GIVEN EXERCISE >>
Without omitting anything, retype the data that follows.

Rows from a dataset:
________________________
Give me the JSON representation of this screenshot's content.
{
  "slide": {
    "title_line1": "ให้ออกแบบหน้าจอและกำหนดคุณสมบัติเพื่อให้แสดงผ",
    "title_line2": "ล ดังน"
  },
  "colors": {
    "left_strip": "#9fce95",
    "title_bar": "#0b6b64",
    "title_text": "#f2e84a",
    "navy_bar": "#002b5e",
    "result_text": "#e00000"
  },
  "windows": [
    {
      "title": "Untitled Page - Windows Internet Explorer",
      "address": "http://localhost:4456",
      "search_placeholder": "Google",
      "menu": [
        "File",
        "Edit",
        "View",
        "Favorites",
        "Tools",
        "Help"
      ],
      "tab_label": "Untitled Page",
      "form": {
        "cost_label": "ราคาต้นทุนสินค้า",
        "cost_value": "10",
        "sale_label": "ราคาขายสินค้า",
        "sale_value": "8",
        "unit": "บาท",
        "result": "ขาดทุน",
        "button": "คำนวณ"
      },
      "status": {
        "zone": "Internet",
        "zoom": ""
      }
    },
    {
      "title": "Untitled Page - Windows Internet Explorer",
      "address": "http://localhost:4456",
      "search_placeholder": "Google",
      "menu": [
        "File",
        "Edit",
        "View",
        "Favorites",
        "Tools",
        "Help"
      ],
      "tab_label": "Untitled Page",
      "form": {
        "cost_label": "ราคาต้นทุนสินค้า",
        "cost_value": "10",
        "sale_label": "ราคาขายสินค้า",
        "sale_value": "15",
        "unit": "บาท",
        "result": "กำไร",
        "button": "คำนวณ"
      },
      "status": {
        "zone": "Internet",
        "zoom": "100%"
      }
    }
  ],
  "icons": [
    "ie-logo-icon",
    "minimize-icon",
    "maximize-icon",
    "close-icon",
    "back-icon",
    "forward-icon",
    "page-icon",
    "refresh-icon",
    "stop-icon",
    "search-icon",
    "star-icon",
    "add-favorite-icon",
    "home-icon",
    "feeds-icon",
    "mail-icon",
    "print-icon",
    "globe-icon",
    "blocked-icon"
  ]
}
________________________
TASK SOLUTION >>
Give me the JSON representation of this screenshot's content.
{
  "slide": {
    "title_line1": "ให้ออกแบบหน้าจอและกำหนดคุณสมบัติเพื่อให้แสดงผ",
    "title_line2": "ล ดังน"
  },
  "colors": {
    "left_strip": "#9fce95",
    "title_bar": "#0b6b64",
    "title_text": "#f2e84a",
    "navy_bar": "#002b5e",
    "result_text": "#e00000"
  },
  "windows": [
    {
      "title": "Untitled Page - Windows Internet Explorer",
      "address": "http://localhost:4456",
      "search_placeholder": "Google",
      "menu": [
        "File",
        "Edit",
        "View",
        "Favorites",
        "Tools",
        "Help"
      ],
      "tab_label": "Untitled Page",
      "form": {
        "cost_label": "ราคาต้นทุนสินค้า",
        "cost_value": "10",
        "sale_label": "ราคาขายสินค้า",
        "sale_value": "8",
        "unit": "บาท",
        "result": "ขาดทุน",
        "button": "คำนวณ"
      },
      "status": {
        "zone": "Internet",
        "zoom": ""
      }
    },
    {
      "title": "Untitled Page - Windows Internet Explorer",
      "address": "http://localhost:4456",
      "search_placeholder": "Google",
      "menu": [
        "File",
        "Edit",
        "View",
        "Favorites",
        "Tools",
        "Help"
      ],
      "tab_label": "Untitled Page",
      "form": {
        "cost_label": "ราคาต้นทุนสินค้า",
        "cost_value": "10",
        "sale_label": "ราคาขายสินค้า",
        "sale_value": "15",
        "unit": "บาท",
        "result": "กำไร",
        "button": "คำนวณ"
      },
      "status": {
        "zone": "Internet",
        "zoom": "100%"
      }
    }
  ],
  "icons": [
    "ie-logo-icon",
    "minimize-icon",
    "maximize-icon",
    "close-icon",
    "back-icon",
    "forward-icon",
    "page-icon",
    "refresh-icon",
    "stop-icon",
    "search-icon",
    "star-icon",
    "add-favorite-icon",
    "home-icon",
    "feeds-icon",
    "mail-icon",
    "print-icon",
    "globe-icon",
    "blocked-icon"
  ]
}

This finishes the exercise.